**Written exercise**
Report the count of lines that carry the string "Members", and add nothing.

**Records from a data source**
-- START --

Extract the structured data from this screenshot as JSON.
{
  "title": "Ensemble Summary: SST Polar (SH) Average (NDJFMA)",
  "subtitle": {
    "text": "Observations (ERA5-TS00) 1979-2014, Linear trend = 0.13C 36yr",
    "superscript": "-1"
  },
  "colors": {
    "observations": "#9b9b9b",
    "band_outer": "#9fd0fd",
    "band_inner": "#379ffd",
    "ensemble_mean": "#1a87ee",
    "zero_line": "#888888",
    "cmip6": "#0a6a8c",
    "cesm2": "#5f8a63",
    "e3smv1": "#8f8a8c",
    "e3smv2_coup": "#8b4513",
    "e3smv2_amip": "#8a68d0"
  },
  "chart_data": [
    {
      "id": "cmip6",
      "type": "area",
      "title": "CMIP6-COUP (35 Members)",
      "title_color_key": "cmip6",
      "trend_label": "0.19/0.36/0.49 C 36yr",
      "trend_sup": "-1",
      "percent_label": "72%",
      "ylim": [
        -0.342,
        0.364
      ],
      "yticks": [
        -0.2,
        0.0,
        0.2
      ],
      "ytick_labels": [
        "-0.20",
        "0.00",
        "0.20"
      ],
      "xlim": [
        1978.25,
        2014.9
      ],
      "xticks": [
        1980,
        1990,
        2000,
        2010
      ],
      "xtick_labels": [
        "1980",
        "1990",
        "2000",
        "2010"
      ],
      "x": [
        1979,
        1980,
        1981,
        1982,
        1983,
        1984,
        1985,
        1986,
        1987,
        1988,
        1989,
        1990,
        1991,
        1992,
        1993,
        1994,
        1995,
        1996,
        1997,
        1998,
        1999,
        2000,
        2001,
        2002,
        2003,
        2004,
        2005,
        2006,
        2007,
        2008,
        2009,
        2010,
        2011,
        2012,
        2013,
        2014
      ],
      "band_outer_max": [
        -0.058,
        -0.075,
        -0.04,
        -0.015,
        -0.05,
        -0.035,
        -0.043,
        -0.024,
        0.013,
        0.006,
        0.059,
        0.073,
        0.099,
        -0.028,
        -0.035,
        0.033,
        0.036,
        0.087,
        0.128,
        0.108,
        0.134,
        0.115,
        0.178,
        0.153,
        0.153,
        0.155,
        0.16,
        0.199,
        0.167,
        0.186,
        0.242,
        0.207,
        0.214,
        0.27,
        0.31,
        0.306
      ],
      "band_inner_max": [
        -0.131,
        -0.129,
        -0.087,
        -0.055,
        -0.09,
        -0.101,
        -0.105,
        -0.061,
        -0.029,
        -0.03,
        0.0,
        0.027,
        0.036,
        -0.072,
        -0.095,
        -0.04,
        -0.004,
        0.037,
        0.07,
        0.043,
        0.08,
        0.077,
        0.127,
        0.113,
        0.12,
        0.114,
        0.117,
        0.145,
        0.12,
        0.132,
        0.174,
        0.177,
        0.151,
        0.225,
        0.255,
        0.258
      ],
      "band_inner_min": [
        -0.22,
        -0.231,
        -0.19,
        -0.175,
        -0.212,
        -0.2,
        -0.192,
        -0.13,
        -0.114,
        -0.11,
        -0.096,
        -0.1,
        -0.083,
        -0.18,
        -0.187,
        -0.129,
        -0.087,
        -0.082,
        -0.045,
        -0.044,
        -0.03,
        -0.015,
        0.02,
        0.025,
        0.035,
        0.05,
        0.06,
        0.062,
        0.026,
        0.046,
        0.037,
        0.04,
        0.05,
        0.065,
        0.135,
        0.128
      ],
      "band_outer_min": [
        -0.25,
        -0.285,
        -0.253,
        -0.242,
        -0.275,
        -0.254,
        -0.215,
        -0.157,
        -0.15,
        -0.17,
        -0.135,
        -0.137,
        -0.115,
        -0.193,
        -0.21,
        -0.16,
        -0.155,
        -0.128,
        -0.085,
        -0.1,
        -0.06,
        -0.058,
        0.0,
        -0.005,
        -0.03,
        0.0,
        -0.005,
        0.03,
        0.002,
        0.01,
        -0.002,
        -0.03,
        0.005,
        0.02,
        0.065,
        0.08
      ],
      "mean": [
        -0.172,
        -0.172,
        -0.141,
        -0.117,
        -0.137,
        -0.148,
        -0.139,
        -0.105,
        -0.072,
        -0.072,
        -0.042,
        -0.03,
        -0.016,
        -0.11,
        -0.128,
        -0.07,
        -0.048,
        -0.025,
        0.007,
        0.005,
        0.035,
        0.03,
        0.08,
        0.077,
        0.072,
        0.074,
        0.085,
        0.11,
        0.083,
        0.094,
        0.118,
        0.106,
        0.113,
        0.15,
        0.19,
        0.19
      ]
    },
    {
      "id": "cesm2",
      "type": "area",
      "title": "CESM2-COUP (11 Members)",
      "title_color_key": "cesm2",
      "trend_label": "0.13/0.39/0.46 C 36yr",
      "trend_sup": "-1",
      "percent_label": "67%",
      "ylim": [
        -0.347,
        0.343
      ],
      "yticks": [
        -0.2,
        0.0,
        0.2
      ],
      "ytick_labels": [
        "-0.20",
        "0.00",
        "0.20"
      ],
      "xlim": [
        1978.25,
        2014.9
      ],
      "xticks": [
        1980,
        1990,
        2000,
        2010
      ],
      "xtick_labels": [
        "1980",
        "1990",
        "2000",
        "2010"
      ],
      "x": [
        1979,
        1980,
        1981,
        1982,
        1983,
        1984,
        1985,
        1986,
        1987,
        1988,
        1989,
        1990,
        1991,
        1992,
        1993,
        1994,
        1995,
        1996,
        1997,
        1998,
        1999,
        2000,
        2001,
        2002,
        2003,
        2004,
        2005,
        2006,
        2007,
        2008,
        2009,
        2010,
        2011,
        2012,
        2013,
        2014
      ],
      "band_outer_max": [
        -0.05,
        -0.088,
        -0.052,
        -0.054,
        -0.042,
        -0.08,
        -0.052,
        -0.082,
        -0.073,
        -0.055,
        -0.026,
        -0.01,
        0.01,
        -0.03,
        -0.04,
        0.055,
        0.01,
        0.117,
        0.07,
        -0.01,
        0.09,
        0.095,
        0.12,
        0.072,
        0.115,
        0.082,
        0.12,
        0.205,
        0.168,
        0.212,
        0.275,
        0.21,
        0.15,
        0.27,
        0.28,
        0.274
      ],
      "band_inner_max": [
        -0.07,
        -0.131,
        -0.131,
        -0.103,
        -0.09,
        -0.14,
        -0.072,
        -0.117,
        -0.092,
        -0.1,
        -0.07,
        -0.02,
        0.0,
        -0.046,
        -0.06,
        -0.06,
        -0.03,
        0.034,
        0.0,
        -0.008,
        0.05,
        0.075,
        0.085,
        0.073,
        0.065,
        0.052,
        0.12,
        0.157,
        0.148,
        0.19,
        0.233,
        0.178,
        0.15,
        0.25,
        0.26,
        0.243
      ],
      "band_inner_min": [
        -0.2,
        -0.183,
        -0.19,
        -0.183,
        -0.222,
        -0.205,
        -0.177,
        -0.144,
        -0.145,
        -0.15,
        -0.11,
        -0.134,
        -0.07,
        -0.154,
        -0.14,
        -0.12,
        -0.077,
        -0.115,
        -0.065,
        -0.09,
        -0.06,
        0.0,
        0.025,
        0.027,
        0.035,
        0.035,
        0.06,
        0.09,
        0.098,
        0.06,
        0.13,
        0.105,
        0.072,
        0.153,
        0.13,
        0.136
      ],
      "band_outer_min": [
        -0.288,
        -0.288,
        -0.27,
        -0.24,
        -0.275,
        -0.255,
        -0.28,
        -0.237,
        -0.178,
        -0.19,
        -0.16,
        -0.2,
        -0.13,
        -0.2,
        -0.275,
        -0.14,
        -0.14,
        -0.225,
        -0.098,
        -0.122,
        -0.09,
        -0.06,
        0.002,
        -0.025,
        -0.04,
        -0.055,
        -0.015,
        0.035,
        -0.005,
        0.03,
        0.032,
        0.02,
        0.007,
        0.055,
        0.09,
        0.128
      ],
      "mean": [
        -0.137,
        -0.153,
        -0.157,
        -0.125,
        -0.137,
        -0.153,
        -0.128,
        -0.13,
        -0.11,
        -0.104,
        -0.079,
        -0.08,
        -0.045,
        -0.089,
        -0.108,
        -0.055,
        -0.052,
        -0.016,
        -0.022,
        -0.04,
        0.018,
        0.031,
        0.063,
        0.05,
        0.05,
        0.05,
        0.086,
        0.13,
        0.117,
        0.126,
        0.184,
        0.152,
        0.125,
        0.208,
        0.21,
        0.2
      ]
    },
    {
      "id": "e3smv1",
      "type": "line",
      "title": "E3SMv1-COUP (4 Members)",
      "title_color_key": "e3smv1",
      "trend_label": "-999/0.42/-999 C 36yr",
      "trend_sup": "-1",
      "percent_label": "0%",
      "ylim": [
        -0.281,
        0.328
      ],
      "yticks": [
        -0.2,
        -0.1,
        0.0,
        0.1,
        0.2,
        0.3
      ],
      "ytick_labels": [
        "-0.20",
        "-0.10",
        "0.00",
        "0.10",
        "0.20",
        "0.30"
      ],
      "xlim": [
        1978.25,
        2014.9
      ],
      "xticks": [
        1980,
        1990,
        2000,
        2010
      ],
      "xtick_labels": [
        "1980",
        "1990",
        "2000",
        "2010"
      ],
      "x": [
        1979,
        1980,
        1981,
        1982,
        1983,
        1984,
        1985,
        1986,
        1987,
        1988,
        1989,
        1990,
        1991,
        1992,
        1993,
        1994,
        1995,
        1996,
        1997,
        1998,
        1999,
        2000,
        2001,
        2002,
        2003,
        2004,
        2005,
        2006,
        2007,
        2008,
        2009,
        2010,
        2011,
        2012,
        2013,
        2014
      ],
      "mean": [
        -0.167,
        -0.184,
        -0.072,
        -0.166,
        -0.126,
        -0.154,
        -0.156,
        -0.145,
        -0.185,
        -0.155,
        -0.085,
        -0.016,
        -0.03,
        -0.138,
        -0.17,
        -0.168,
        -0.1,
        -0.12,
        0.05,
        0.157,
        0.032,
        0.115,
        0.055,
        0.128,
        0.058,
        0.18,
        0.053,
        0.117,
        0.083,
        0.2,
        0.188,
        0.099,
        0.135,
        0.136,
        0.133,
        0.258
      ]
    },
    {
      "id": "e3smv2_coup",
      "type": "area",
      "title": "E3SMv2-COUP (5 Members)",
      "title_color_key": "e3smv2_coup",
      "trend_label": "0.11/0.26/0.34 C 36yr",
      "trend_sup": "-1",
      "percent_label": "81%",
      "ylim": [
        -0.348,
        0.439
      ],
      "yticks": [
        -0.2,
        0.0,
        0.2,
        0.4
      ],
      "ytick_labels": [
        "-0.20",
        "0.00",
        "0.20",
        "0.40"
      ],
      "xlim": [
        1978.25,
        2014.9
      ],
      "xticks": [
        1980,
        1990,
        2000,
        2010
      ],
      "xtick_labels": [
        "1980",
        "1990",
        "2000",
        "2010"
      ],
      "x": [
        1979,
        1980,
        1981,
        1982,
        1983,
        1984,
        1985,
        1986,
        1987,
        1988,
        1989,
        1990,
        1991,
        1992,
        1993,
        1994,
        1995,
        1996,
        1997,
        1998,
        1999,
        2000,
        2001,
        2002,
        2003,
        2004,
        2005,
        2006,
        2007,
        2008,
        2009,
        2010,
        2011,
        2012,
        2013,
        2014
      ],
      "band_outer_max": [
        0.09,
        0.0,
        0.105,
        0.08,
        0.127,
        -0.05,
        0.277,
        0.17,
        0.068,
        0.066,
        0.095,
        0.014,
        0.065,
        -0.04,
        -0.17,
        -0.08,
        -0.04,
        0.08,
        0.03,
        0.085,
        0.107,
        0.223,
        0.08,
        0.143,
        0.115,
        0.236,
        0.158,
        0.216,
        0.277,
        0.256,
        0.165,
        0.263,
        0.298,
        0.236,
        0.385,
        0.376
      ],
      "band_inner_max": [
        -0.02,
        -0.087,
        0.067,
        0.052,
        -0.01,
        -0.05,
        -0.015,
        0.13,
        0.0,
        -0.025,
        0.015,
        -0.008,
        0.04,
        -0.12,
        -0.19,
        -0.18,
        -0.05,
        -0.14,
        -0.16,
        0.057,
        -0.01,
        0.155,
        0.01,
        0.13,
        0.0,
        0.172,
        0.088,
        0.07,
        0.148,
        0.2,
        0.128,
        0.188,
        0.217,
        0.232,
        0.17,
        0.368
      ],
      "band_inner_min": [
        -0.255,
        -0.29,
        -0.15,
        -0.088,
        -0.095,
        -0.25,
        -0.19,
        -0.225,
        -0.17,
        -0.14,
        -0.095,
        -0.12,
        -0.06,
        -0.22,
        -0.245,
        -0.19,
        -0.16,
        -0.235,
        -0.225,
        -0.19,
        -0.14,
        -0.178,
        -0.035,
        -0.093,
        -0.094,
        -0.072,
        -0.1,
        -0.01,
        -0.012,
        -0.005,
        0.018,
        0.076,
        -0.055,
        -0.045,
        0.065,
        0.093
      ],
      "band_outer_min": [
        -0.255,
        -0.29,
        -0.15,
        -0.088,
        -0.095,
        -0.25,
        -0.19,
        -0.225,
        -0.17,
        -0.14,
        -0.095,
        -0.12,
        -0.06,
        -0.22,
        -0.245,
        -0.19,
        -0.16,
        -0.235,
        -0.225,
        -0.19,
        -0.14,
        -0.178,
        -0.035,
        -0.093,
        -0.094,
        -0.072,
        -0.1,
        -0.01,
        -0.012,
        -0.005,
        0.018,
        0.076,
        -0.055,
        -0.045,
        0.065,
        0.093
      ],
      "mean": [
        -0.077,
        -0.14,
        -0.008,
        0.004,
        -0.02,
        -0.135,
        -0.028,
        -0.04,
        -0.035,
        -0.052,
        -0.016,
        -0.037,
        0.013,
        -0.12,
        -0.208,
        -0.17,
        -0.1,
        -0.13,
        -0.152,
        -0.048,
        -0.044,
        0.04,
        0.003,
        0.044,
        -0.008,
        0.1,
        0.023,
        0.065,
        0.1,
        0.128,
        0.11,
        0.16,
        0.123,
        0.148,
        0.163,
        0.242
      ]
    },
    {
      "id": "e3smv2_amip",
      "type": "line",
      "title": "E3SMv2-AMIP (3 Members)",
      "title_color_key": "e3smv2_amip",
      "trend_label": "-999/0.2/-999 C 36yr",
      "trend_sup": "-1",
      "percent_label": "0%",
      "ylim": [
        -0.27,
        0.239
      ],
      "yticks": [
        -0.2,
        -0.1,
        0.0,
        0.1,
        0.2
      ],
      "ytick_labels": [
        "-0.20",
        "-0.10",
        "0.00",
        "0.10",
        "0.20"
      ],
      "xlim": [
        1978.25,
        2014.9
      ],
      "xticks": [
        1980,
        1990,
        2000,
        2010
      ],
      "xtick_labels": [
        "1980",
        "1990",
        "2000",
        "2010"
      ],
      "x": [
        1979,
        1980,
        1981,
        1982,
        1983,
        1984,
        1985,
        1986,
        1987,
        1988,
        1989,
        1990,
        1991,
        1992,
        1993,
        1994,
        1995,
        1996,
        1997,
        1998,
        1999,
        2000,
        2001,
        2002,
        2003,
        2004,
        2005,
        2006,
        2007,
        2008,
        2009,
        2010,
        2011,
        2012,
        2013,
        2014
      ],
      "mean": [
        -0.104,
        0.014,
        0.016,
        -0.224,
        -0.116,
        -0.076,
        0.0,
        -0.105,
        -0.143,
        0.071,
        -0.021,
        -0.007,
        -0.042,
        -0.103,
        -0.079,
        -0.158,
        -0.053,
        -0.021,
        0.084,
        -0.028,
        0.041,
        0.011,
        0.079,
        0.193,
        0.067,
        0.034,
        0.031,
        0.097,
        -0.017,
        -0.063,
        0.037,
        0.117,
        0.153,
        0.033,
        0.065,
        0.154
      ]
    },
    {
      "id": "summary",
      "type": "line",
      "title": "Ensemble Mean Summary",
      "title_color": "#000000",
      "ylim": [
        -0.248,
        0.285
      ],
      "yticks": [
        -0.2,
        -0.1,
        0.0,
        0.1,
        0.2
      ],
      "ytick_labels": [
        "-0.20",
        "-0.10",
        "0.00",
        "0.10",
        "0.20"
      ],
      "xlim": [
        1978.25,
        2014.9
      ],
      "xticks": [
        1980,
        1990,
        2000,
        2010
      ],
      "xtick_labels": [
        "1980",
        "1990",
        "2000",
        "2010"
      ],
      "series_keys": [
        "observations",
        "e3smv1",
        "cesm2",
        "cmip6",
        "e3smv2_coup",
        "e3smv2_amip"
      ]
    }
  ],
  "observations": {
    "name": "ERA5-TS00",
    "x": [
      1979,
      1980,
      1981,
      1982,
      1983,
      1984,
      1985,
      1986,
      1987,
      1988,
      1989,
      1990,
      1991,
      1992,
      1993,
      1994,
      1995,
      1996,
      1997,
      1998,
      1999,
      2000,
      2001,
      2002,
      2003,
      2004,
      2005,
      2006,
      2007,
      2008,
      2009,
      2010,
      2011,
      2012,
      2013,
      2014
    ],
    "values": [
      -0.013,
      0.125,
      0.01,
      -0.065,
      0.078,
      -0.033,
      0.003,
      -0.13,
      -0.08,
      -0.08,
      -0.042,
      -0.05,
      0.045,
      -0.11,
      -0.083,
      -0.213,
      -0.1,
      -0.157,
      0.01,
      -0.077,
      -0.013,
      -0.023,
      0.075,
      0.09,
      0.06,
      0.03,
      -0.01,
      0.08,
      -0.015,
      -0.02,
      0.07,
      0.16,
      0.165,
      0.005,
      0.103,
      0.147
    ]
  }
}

-- END --

**Output for this task**
5